• Exercise inputs:
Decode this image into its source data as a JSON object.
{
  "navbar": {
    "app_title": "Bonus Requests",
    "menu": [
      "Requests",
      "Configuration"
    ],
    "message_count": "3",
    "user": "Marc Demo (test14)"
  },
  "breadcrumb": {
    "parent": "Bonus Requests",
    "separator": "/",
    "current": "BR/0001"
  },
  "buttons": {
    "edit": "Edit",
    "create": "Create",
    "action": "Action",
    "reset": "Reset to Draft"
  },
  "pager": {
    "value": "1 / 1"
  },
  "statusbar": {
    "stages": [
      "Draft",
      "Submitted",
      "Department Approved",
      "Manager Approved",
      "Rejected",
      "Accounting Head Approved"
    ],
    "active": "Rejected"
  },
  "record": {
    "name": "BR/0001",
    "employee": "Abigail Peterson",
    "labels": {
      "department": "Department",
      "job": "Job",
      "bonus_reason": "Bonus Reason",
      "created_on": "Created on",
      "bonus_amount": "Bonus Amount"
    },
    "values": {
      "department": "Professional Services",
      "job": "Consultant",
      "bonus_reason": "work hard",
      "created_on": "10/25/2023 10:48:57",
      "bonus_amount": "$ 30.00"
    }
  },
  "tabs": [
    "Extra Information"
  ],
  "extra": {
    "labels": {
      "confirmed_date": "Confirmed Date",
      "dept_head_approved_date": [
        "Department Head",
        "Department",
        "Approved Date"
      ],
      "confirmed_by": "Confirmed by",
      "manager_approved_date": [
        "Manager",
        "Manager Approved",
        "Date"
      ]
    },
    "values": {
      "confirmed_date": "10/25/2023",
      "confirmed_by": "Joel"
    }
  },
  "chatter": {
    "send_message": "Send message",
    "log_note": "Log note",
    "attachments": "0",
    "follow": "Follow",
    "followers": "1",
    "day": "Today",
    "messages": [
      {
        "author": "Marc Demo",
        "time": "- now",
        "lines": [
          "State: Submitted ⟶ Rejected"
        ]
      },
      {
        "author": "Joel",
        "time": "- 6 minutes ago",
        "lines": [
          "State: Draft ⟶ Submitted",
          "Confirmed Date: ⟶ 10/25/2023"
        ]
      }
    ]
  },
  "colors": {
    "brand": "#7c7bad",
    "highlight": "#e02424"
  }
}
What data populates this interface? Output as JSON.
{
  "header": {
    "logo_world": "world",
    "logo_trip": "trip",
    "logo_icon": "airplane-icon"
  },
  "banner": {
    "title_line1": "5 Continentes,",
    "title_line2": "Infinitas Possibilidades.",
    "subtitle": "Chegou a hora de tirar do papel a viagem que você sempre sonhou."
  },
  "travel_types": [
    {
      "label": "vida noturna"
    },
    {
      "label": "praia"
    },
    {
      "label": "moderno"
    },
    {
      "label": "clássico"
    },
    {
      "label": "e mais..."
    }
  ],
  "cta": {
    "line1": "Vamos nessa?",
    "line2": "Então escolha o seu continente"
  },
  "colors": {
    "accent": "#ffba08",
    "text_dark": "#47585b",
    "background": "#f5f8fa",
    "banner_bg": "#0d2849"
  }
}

• Aim of the task: Report only the number of lines in the data above that contain "this".

• Reply to the task: 2